*The task*: Transcribe the whole listing without a single picture.

*Provided data*:

****************

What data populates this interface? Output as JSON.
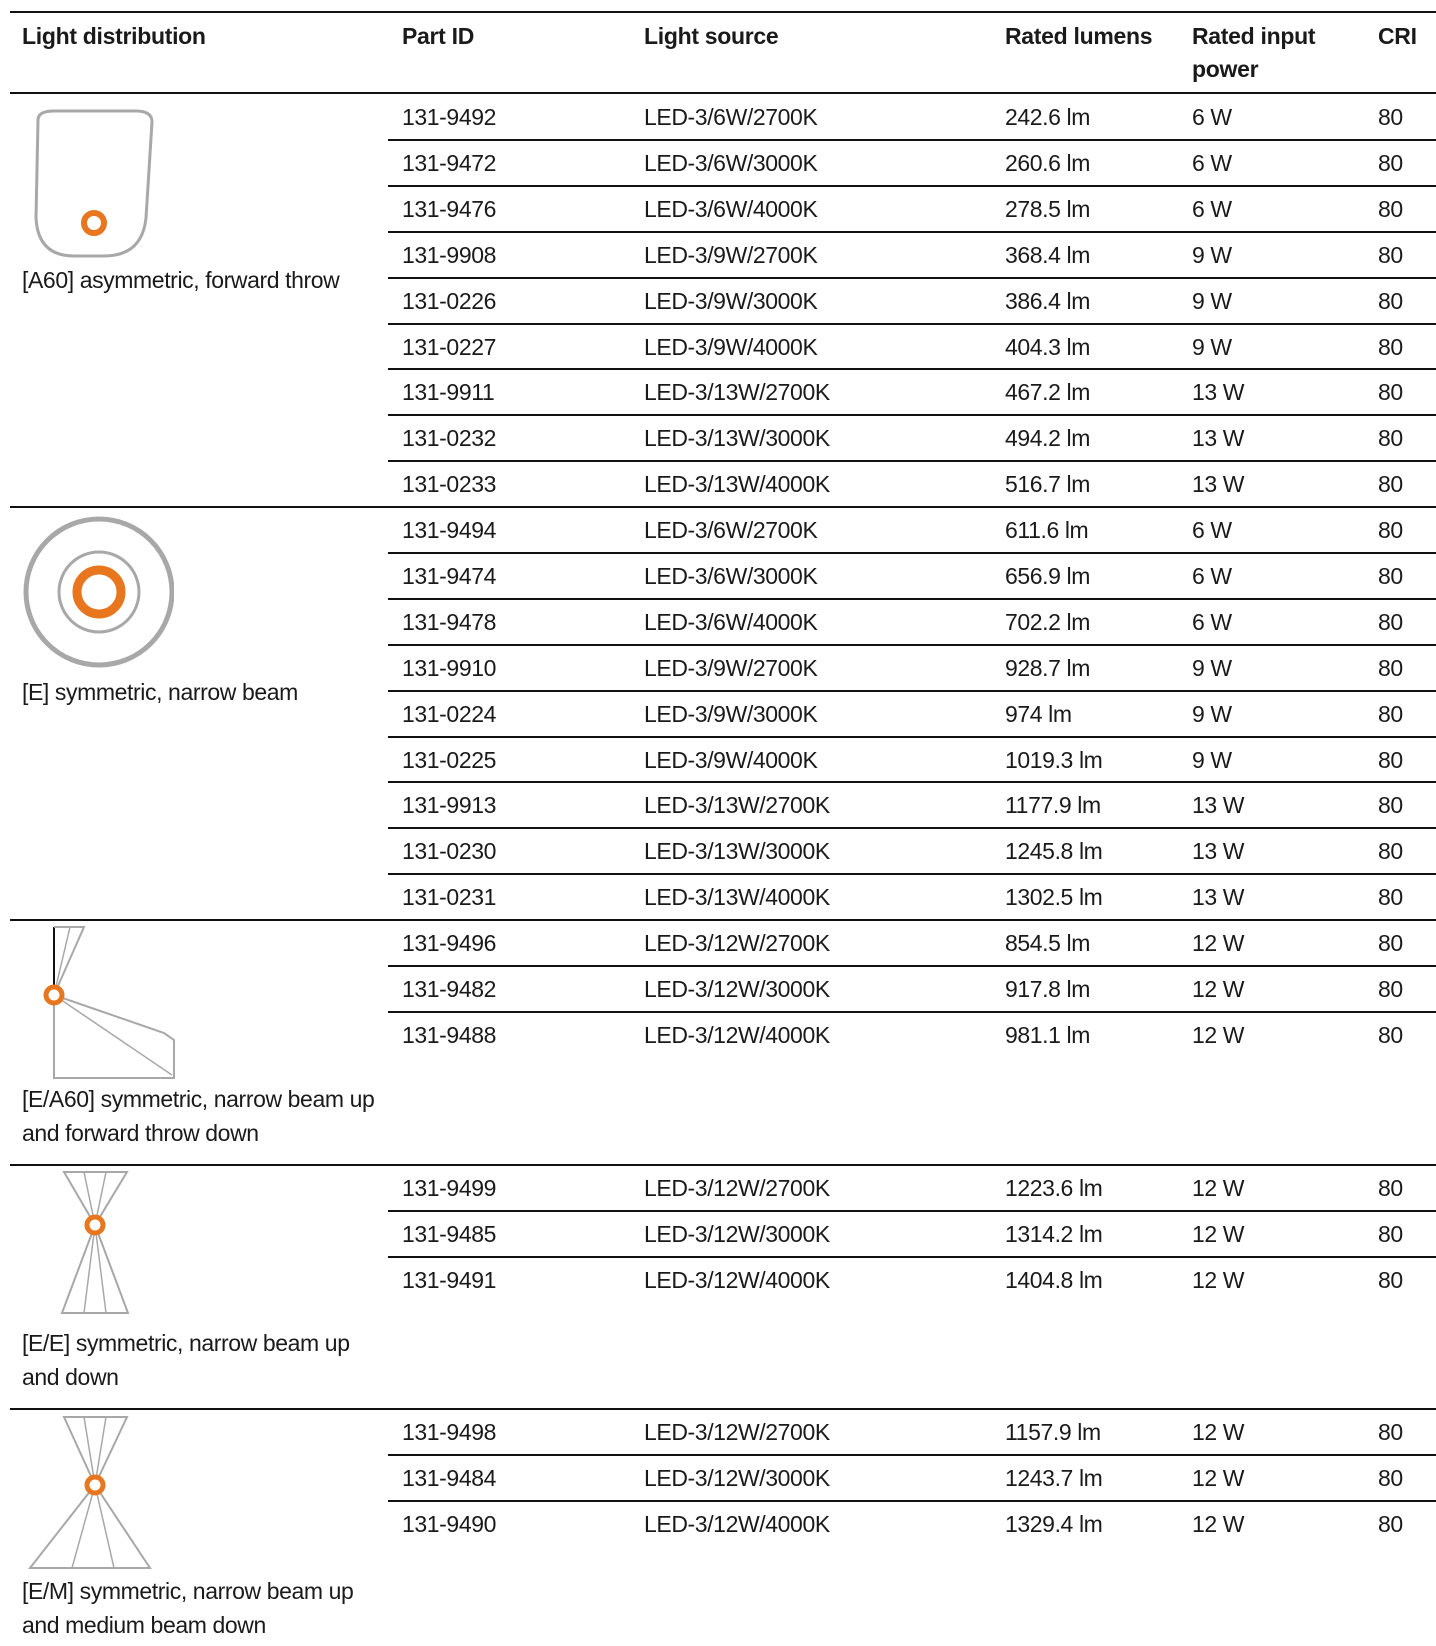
{
  "headers": {
    "light_distribution": "Light distribution",
    "part_id": "Part ID",
    "light_source": "Light source",
    "rated_lumens": "Rated lumens",
    "rated_input_power": "Rated input power",
    "cri": "CRI"
  },
  "colors": {
    "accent": "#E8761E",
    "rule": "#111111",
    "diagram": "#A8A8A8"
  },
  "groups": [
    {
      "title": "[A60] asymmetric, forward throw",
      "icon": "forward-throw-icon",
      "rows": [
        [
          "131-9492",
          "LED-3/6W/2700K",
          "242.6 lm",
          "6 W",
          "80"
        ],
        [
          "131-9472",
          "LED-3/6W/3000K",
          "260.6 lm",
          "6 W",
          "80"
        ],
        [
          "131-9476",
          "LED-3/6W/4000K",
          "278.5 lm",
          "6 W",
          "80"
        ],
        [
          "131-9908",
          "LED-3/9W/2700K",
          "368.4 lm",
          "9 W",
          "80"
        ],
        [
          "131-0226",
          "LED-3/9W/3000K",
          "386.4 lm",
          "9 W",
          "80"
        ],
        [
          "131-0227",
          "LED-3/9W/4000K",
          "404.3 lm",
          "9 W",
          "80"
        ],
        [
          "131-9911",
          "LED-3/13W/2700K",
          "467.2 lm",
          "13 W",
          "80"
        ],
        [
          "131-0232",
          "LED-3/13W/3000K",
          "494.2 lm",
          "13 W",
          "80"
        ],
        [
          "131-0233",
          "LED-3/13W/4000K",
          "516.7 lm",
          "13 W",
          "80"
        ]
      ]
    },
    {
      "title": "[E] symmetric, narrow beam",
      "icon": "narrow-beam-icon",
      "rows": [
        [
          "131-9494",
          "LED-3/6W/2700K",
          "611.6 lm",
          "6 W",
          "80"
        ],
        [
          "131-9474",
          "LED-3/6W/3000K",
          "656.9 lm",
          "6 W",
          "80"
        ],
        [
          "131-9478",
          "LED-3/6W/4000K",
          "702.2 lm",
          "6 W",
          "80"
        ],
        [
          "131-9910",
          "LED-3/9W/2700K",
          "928.7 lm",
          "9 W",
          "80"
        ],
        [
          "131-0224",
          "LED-3/9W/3000K",
          "974 lm",
          "9 W",
          "80"
        ],
        [
          "131-0225",
          "LED-3/9W/4000K",
          "1019.3 lm",
          "9 W",
          "80"
        ],
        [
          "131-9913",
          "LED-3/13W/2700K",
          "1177.9 lm",
          "13 W",
          "80"
        ],
        [
          "131-0230",
          "LED-3/13W/3000K",
          "1245.8 lm",
          "13 W",
          "80"
        ],
        [
          "131-0231",
          "LED-3/13W/4000K",
          "1302.5 lm",
          "13 W",
          "80"
        ]
      ]
    },
    {
      "title": "[E/A60] symmetric, narrow beam up and forward throw down",
      "icon": "wall-beam-icon",
      "rows": [
        [
          "131-9496",
          "LED-3/12W/2700K",
          "854.5 lm",
          "12 W",
          "80"
        ],
        [
          "131-9482",
          "LED-3/12W/3000K",
          "917.8 lm",
          "12 W",
          "80"
        ],
        [
          "131-9488",
          "LED-3/12W/4000K",
          "981.1 lm",
          "12 W",
          "80"
        ]
      ]
    },
    {
      "title": "[E/E] symmetric, narrow beam up and down",
      "icon": "up-down-narrow-icon",
      "rows": [
        [
          "131-9499",
          "LED-3/12W/2700K",
          "1223.6 lm",
          "12 W",
          "80"
        ],
        [
          "131-9485",
          "LED-3/12W/3000K",
          "1314.2 lm",
          "12 W",
          "80"
        ],
        [
          "131-9491",
          "LED-3/12W/4000K",
          "1404.8 lm",
          "12 W",
          "80"
        ]
      ]
    },
    {
      "title": "[E/M] symmetric, narrow beam up and medium beam down",
      "icon": "up-narrow-down-medium-icon",
      "rows": [
        [
          "131-9498",
          "LED-3/12W/2700K",
          "1157.9 lm",
          "12 W",
          "80"
        ],
        [
          "131-9484",
          "LED-3/12W/3000K",
          "1243.7 lm",
          "12 W",
          "80"
        ],
        [
          "131-9490",
          "LED-3/12W/4000K",
          "1329.4 lm",
          "12 W",
          "80"
        ]
      ]
    }
  ]
}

****************

*Exercise result*:
What data populates this interface? Output as JSON.
{
  "headers": {
    "light_distribution": "Light distribution",
    "part_id": "Part ID",
    "light_source": "Light source",
    "rated_lumens": "Rated lumens",
    "rated_input_power": "Rated input power",
    "cri": "CRI"
  },
  "colors": {
    "accent": "#E8761E",
    "rule": "#111111",
    "diagram": "#A8A8A8"
  },
  "groups": [
    {
      "title": "[A60] asymmetric, forward throw",
      "icon": "forward-throw-icon",
      "rows": [
        [
          "131-9492",
          "LED-3/6W/2700K",
          "242.6 lm",
          "6 W",
          "80"
        ],
        [
          "131-9472",
          "LED-3/6W/3000K",
          "260.6 lm",
          "6 W",
          "80"
        ],
        [
          "131-9476",
          "LED-3/6W/4000K",
          "278.5 lm",
          "6 W",
          "80"
        ],
        [
          "131-9908",
          "LED-3/9W/2700K",
          "368.4 lm",
          "9 W",
          "80"
        ],
        [
          "131-0226",
          "LED-3/9W/3000K",
          "386.4 lm",
          "9 W",
          "80"
        ],
        [
          "131-0227",
          "LED-3/9W/4000K",
          "404.3 lm",
          "9 W",
          "80"
        ],
        [
          "131-9911",
          "LED-3/13W/2700K",
          "467.2 lm",
          "13 W",
          "80"
        ],
        [
          "131-0232",
          "LED-3/13W/3000K",
          "494.2 lm",
          "13 W",
          "80"
        ],
        [
          "131-0233",
          "LED-3/13W/4000K",
          "516.7 lm",
          "13 W",
          "80"
        ]
      ]
    },
    {
      "title": "[E] symmetric, narrow beam",
      "icon": "narrow-beam-icon",
      "rows": [
        [
          "131-9494",
          "LED-3/6W/2700K",
          "611.6 lm",
          "6 W",
          "80"
        ],
        [
          "131-9474",
          "LED-3/6W/3000K",
          "656.9 lm",
          "6 W",
          "80"
        ],
        [
          "131-9478",
          "LED-3/6W/4000K",
          "702.2 lm",
          "6 W",
          "80"
        ],
        [
          "131-9910",
          "LED-3/9W/2700K",
          "928.7 lm",
          "9 W",
          "80"
        ],
        [
          "131-0224",
          "LED-3/9W/3000K",
          "974 lm",
          "9 W",
          "80"
        ],
        [
          "131-0225",
          "LED-3/9W/4000K",
          "1019.3 lm",
          "9 W",
          "80"
        ],
        [
          "131-9913",
          "LED-3/13W/2700K",
          "1177.9 lm",
          "13 W",
          "80"
        ],
        [
          "131-0230",
          "LED-3/13W/3000K",
          "1245.8 lm",
          "13 W",
          "80"
        ],
        [
          "131-0231",
          "LED-3/13W/4000K",
          "1302.5 lm",
          "13 W",
          "80"
        ]
      ]
    },
    {
      "title": "[E/A60] symmetric, narrow beam up and forward throw down",
      "icon": "wall-beam-icon",
      "rows": [
        [
          "131-9496",
          "LED-3/12W/2700K",
          "854.5 lm",
          "12 W",
          "80"
        ],
        [
          "131-9482",
          "LED-3/12W/3000K",
          "917.8 lm",
          "12 W",
          "80"
        ],
        [
          "131-9488",
          "LED-3/12W/4000K",
          "981.1 lm",
          "12 W",
          "80"
        ]
      ]
    },
    {
      "title": "[E/E] symmetric, narrow beam up and down",
      "icon": "up-down-narrow-icon",
      "rows": [
        [
          "131-9499",
          "LED-3/12W/2700K",
          "1223.6 lm",
          "12 W",
          "80"
        ],
        [
          "131-9485",
          "LED-3/12W/3000K",
          "1314.2 lm",
          "12 W",
          "80"
        ],
        [
          "131-9491",
          "LED-3/12W/4000K",
          "1404.8 lm",
          "12 W",
          "80"
        ]
      ]
    },
    {
      "title": "[E/M] symmetric, narrow beam up and medium beam down",
      "icon": "up-narrow-down-medium-icon",
      "rows": [
        [
          "131-9498",
          "LED-3/12W/2700K",
          "1157.9 lm",
          "12 W",
          "80"
        ],
        [
          "131-9484",
          "LED-3/12W/3000K",
          "1243.7 lm",
          "12 W",
          "80"
        ],
        [
          "131-9490",
          "LED-3/12W/4000K",
          "1329.4 lm",
          "12 W",
          "80"
        ]
      ]
    }
  ]
}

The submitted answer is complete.